THE TASK
Exactly as written, print each record in the listing.

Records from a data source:
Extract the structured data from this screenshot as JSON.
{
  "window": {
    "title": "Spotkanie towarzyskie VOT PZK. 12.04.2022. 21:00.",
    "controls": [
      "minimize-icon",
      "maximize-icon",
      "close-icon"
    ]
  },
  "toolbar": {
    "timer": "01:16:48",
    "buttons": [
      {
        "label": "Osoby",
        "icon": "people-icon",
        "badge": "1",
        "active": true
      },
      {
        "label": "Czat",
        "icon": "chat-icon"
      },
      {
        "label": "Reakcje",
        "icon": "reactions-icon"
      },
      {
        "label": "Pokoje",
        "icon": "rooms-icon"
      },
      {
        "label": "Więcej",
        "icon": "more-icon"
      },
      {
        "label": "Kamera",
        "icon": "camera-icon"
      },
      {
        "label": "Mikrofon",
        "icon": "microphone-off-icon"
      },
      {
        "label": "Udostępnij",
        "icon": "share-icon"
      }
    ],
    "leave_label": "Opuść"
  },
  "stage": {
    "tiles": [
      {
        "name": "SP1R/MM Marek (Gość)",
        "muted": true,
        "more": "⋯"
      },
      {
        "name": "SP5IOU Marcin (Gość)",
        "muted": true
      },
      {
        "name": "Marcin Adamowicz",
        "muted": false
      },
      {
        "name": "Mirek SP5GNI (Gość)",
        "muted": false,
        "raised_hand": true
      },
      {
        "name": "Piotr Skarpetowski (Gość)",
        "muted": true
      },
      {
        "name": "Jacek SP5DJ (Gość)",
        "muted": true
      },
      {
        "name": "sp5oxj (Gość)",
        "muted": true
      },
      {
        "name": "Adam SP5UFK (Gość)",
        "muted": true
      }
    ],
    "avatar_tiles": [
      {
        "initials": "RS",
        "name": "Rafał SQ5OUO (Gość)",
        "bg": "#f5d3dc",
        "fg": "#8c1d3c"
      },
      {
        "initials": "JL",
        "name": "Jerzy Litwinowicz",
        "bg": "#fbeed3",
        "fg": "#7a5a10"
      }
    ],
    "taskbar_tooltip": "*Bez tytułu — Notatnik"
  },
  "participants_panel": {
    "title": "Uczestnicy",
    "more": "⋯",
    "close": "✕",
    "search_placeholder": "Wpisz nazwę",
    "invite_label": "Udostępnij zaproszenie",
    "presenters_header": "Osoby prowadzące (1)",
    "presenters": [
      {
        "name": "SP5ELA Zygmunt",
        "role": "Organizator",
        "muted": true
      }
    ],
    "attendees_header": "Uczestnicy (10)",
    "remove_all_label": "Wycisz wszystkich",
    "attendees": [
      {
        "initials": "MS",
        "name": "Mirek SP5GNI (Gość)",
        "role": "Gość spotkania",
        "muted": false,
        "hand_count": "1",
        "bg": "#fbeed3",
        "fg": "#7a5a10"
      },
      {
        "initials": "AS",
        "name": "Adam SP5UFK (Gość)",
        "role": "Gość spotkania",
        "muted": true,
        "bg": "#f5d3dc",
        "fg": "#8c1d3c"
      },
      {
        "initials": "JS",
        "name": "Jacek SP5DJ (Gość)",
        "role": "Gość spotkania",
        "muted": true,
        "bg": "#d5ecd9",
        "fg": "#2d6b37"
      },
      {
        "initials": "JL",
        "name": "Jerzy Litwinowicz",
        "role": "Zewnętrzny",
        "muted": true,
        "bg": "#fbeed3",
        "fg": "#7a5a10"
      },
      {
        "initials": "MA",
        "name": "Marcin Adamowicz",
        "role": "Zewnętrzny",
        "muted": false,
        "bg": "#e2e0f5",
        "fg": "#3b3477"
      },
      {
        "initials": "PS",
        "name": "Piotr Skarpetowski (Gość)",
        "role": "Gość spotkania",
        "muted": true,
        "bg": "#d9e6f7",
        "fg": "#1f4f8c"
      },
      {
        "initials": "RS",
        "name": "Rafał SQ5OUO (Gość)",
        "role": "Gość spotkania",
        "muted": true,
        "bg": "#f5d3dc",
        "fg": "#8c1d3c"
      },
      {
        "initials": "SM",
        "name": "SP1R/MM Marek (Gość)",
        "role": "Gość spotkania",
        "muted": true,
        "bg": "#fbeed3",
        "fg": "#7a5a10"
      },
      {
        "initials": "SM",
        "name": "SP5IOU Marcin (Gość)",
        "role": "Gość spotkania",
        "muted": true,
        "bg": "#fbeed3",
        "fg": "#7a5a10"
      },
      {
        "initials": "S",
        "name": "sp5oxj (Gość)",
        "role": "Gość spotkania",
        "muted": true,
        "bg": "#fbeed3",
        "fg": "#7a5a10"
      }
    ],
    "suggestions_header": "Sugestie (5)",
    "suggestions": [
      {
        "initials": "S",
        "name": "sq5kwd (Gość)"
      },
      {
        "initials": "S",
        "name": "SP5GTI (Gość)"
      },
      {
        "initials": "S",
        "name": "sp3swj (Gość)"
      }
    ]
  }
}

RESULT
Extract the structured data from this screenshot as JSON.
{
  "window": {
    "title": "Spotkanie towarzyskie VOT PZK. 12.04.2022. 21:00.",
    "controls": [
      "minimize-icon",
      "maximize-icon",
      "close-icon"
    ]
  },
  "toolbar": {
    "timer": "01:16:48",
    "buttons": [
      {
        "label": "Osoby",
        "icon": "people-icon",
        "badge": "1",
        "active": true
      },
      {
        "label": "Czat",
        "icon": "chat-icon"
      },
      {
        "label": "Reakcje",
        "icon": "reactions-icon"
      },
      {
        "label": "Pokoje",
        "icon": "rooms-icon"
      },
      {
        "label": "Więcej",
        "icon": "more-icon"
      },
      {
        "label": "Kamera",
        "icon": "camera-icon"
      },
      {
        "label": "Mikrofon",
        "icon": "microphone-off-icon"
      },
      {
        "label": "Udostępnij",
        "icon": "share-icon"
      }
    ],
    "leave_label": "Opuść"
  },
  "stage": {
    "tiles": [
      {
        "name": "SP1R/MM Marek (Gość)",
        "muted": true,
        "more": "⋯"
      },
      {
        "name": "SP5IOU Marcin (Gość)",
        "muted": true
      },
      {
        "name": "Marcin Adamowicz",
        "muted": false
      },
      {
        "name": "Mirek SP5GNI (Gość)",
        "muted": false,
        "raised_hand": true
      },
      {
        "name": "Piotr Skarpetowski (Gość)",
        "muted": true
      },
      {
        "name": "Jacek SP5DJ (Gość)",
        "muted": true
      },
      {
        "name": "sp5oxj (Gość)",
        "muted": true
      },
      {
        "name": "Adam SP5UFK (Gość)",
        "muted": true
      }
    ],
    "avatar_tiles": [
      {
        "initials": "RS",
        "name": "Rafał SQ5OUO (Gość)",
        "bg": "#f5d3dc",
        "fg": "#8c1d3c"
      },
      {
        "initials": "JL",
        "name": "Jerzy Litwinowicz",
        "bg": "#fbeed3",
        "fg": "#7a5a10"
      }
    ],
    "taskbar_tooltip": "*Bez tytułu — Notatnik"
  },
  "participants_panel": {
    "title": "Uczestnicy",
    "more": "⋯",
    "close": "✕",
    "search_placeholder": "Wpisz nazwę",
    "invite_label": "Udostępnij zaproszenie",
    "presenters_header": "Osoby prowadzące (1)",
    "presenters": [
      {
        "name": "SP5ELA Zygmunt",
        "role": "Organizator",
        "muted": true
      }
    ],
    "attendees_header": "Uczestnicy (10)",
    "remove_all_label": "Wycisz wszystkich",
    "attendees": [
      {
        "initials": "MS",
        "name": "Mirek SP5GNI (Gość)",
        "role": "Gość spotkania",
        "muted": false,
        "hand_count": "1",
        "bg": "#fbeed3",
        "fg": "#7a5a10"
      },
      {
        "initials": "AS",
        "name": "Adam SP5UFK (Gość)",
        "role": "Gość spotkania",
        "muted": true,
        "bg": "#f5d3dc",
        "fg": "#8c1d3c"
      },
      {
        "initials": "JS",
        "name": "Jacek SP5DJ (Gość)",
        "role": "Gość spotkania",
        "muted": true,
        "bg": "#d5ecd9",
        "fg": "#2d6b37"
      },
      {
        "initials": "JL",
        "name": "Jerzy Litwinowicz",
        "role": "Zewnętrzny",
        "muted": true,
        "bg": "#fbeed3",
        "fg": "#7a5a10"
      },
      {
        "initials": "MA",
        "name": "Marcin Adamowicz",
        "role": "Zewnętrzny",
        "muted": false,
        "bg": "#e2e0f5",
        "fg": "#3b3477"
      },
      {
        "initials": "PS",
        "name": "Piotr Skarpetowski (Gość)",
        "role": "Gość spotkania",
        "muted": true,
        "bg": "#d9e6f7",
        "fg": "#1f4f8c"
      },
      {
        "initials": "RS",
        "name": "Rafał SQ5OUO (Gość)",
        "role": "Gość spotkania",
        "muted": true,
        "bg": "#f5d3dc",
        "fg": "#8c1d3c"
      },
      {
        "initials": "SM",
        "name": "SP1R/MM Marek (Gość)",
        "role": "Gość spotkania",
        "muted": true,
        "bg": "#fbeed3",
        "fg": "#7a5a10"
      },
      {
        "initials": "SM",
        "name": "SP5IOU Marcin (Gość)",
        "role": "Gość spotkania",
        "muted": true,
        "bg": "#fbeed3",
        "fg": "#7a5a10"
      },
      {
        "initials": "S",
        "name": "sp5oxj (Gość)",
        "role": "Gość spotkania",
        "muted": true,
        "bg": "#fbeed3",
        "fg": "#7a5a10"
      }
    ],
    "suggestions_header": "Sugestie (5)",
    "suggestions": [
      {
        "initials": "S",
        "name": "sq5kwd (Gość)"
      },
      {
        "initials": "S",
        "name": "SP5GTI (Gość)"
      },
      {
        "initials": "S",
        "name": "sp3swj (Gość)"
      }
    ]
  }
}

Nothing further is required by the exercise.